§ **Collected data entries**
▬▬▬▬▬▬

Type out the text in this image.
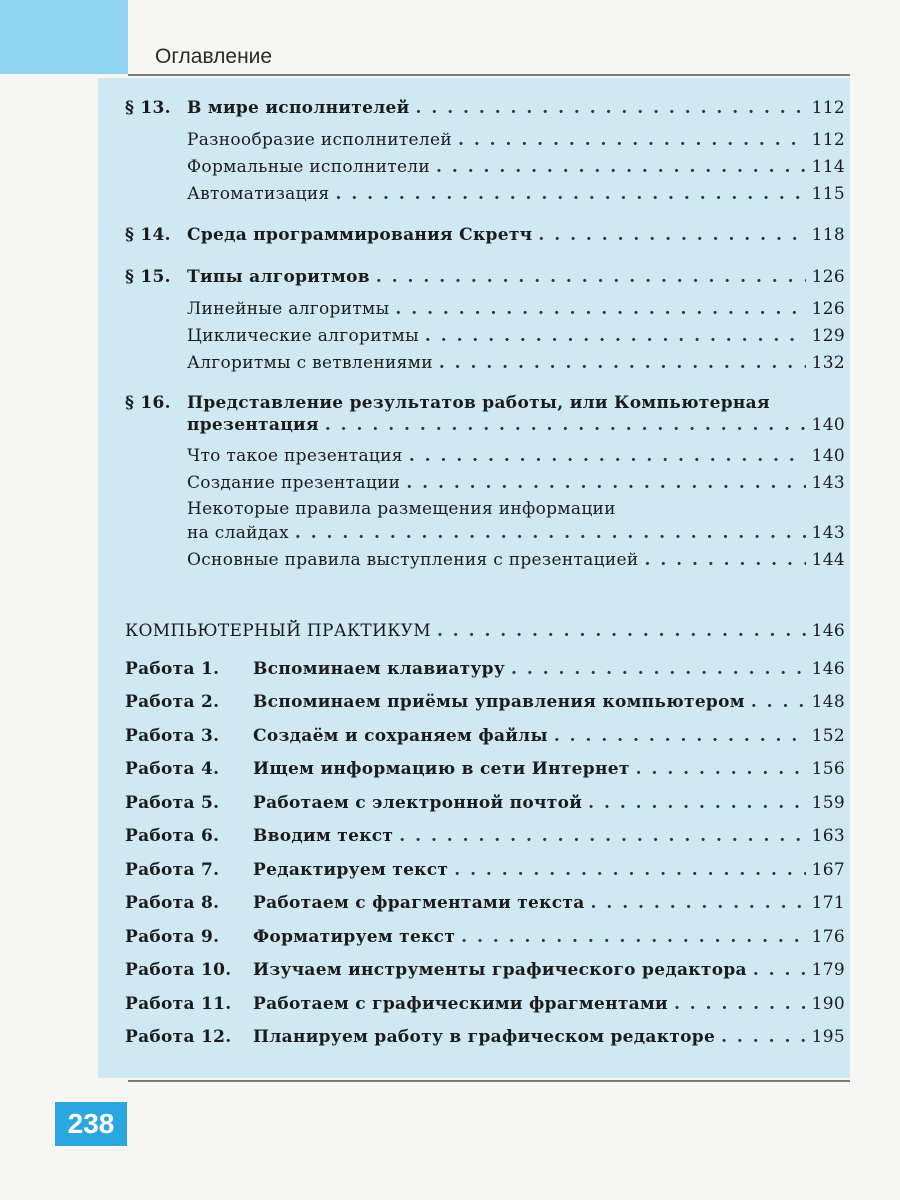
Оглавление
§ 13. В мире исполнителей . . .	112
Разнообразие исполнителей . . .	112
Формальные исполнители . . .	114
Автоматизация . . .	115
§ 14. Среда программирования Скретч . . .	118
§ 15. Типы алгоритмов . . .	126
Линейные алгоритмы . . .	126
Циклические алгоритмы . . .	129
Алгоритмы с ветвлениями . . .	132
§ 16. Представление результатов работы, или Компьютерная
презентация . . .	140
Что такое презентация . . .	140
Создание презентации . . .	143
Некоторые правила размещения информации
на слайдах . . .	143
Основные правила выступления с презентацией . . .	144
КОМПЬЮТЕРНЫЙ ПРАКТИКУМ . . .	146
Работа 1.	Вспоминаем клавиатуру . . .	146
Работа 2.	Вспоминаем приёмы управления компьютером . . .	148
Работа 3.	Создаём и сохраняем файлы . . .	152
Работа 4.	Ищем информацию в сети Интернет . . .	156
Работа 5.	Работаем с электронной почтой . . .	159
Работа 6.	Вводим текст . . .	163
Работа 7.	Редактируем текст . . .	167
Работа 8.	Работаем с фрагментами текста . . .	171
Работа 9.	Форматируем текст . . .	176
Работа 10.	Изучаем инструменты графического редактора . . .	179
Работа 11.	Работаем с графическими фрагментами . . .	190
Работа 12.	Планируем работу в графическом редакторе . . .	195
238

▬▬▬▬▬▬

§ **WORK INSTRUCTIONS**
Return each line where "презентация" shows up.

§ **ANSWER TO THIS PROBLEM**
презентация . . .	140
Что такое презентация . . .	140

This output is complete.